(begin)

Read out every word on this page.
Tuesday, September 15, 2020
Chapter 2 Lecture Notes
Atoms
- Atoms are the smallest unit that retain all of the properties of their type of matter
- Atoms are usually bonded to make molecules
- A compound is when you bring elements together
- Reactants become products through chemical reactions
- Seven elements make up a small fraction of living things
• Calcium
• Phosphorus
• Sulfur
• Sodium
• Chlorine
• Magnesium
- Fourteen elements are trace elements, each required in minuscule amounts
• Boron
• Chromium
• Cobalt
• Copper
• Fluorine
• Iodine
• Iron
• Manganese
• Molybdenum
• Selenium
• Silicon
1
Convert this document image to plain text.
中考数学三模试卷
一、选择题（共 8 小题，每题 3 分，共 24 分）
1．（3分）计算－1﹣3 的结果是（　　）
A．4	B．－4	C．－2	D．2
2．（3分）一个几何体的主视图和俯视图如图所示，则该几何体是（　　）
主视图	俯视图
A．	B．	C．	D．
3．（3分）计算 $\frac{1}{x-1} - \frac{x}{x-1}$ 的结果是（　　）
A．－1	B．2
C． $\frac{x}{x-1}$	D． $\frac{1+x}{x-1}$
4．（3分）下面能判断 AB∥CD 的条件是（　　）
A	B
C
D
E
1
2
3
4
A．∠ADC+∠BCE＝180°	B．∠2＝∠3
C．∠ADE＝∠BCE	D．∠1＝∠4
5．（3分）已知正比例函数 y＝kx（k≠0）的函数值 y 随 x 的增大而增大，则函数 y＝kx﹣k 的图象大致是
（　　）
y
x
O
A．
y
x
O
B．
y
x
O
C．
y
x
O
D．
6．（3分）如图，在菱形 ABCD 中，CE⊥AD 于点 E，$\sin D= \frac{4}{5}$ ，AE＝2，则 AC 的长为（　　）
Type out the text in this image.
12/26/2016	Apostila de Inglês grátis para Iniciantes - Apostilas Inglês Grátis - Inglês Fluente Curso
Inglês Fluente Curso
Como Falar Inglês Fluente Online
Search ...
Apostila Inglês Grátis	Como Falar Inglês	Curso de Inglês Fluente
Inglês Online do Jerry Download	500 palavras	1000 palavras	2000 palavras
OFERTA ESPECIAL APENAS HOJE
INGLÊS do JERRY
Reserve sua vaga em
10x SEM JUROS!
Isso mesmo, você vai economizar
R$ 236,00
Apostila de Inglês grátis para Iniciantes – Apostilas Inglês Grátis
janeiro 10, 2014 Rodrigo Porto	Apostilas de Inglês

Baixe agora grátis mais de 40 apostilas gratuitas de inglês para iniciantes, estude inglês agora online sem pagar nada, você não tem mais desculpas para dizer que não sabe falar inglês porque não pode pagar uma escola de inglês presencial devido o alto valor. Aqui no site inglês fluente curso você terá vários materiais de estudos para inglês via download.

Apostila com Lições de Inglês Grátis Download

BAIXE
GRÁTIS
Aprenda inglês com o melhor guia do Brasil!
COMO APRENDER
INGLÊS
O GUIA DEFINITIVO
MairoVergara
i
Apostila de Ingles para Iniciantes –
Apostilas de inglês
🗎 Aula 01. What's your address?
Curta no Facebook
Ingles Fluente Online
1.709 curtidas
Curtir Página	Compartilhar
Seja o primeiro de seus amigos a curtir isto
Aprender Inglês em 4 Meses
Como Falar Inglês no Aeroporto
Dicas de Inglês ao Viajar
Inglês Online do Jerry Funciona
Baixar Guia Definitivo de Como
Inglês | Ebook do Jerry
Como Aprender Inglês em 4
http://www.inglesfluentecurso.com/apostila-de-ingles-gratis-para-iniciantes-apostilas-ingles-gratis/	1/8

(end)

DIRECTIONS. Each line must be given again exactly as written above.

RESPONSE.
Read out every word on this page.
Tuesday, September 15, 2020
Chapter 2 Lecture Notes
Atoms
- Atoms are the smallest unit that retain all of the properties of their type of matter
- Atoms are usually bonded to make molecules
- A compound is when you bring elements together
- Reactants become products through chemical reactions
- Seven elements make up a small fraction of living things
• Calcium
• Phosphorus
• Sulfur
• Sodium
• Chlorine
• Magnesium
- Fourteen elements are trace elements, each required in minuscule amounts
• Boron
• Chromium
• Cobalt
• Copper
• Fluorine
• Iodine
• Iron
• Manganese
• Molybdenum
• Selenium
• Silicon
1
Convert this document image to plain text.
中考数学三模试卷
一、选择题（共 8 小题，每题 3 分，共 24 分）
1．（3分）计算－1﹣3 的结果是（　　）
A．4	B．－4	C．－2	D．2
2．（3分）一个几何体的主视图和俯视图如图所示，则该几何体是（　　）
主视图	俯视图
A．	B．	C．	D．
3．（3分）计算 $\frac{1}{x-1} - \frac{x}{x-1}$ 的结果是（　　）
A．－1	B．2
C． $\frac{x}{x-1}$	D． $\frac{1+x}{x-1}$
4．（3分）下面能判断 AB∥CD 的条件是（　　）
A	B
C
D
E
1
2
3
4
A．∠ADC+∠BCE＝180°	B．∠2＝∠3
C．∠ADE＝∠BCE	D．∠1＝∠4
5．（3分）已知正比例函数 y＝kx（k≠0）的函数值 y 随 x 的增大而增大，则函数 y＝kx﹣k 的图象大致是
（　　）
y
x
O
A．
y
x
O
B．
y
x
O
C．
y
x
O
D．
6．（3分）如图，在菱形 ABCD 中，CE⊥AD 于点 E，$\sin D= \frac{4}{5}$ ，AE＝2，则 AC 的长为（　　）
Type out the text in this image.
12/26/2016	Apostila de Inglês grátis para Iniciantes - Apostilas Inglês Grátis - Inglês Fluente Curso
Inglês Fluente Curso
Como Falar Inglês Fluente Online
Search ...
Apostila Inglês Grátis	Como Falar Inglês	Curso de Inglês Fluente
Inglês Online do Jerry Download	500 palavras	1000 palavras	2000 palavras
OFERTA ESPECIAL APENAS HOJE
INGLÊS do JERRY
Reserve sua vaga em
10x SEM JUROS!
Isso mesmo, você vai economizar
R$ 236,00
Apostila de Inglês grátis para Iniciantes – Apostilas Inglês Grátis
janeiro 10, 2014 Rodrigo Porto	Apostilas de Inglês

Baixe agora grátis mais de 40 apostilas gratuitas de inglês para iniciantes, estude inglês agora online sem pagar nada, você não tem mais desculpas para dizer que não sabe falar inglês porque não pode pagar uma escola de inglês presencial devido o alto valor. Aqui no site inglês fluente curso você terá vários materiais de estudos para inglês via download.

Apostila com Lições de Inglês Grátis Download

BAIXE
GRÁTIS
Aprenda inglês com o melhor guia do Brasil!
COMO APRENDER
INGLÊS
O GUIA DEFINITIVO
MairoVergara
i
Apostila de Ingles para Iniciantes –
Apostilas de inglês
🗎 Aula 01. What's your address?
Curta no Facebook
Ingles Fluente Online
1.709 curtidas
Curtir Página	Compartilhar
Seja o primeiro de seus amigos a curtir isto
Aprender Inglês em 4 Meses
Como Falar Inglês no Aeroporto
Dicas de Inglês ao Viajar
Inglês Online do Jerry Funciona
Baixar Guia Definitivo de Como
Inglês | Ebook do Jerry
Como Aprender Inglês em 4
http://www.inglesfluentecurso.com/apostila-de-ingles-gratis-para-iniciantes-apostilas-ingles-gratis/	1/8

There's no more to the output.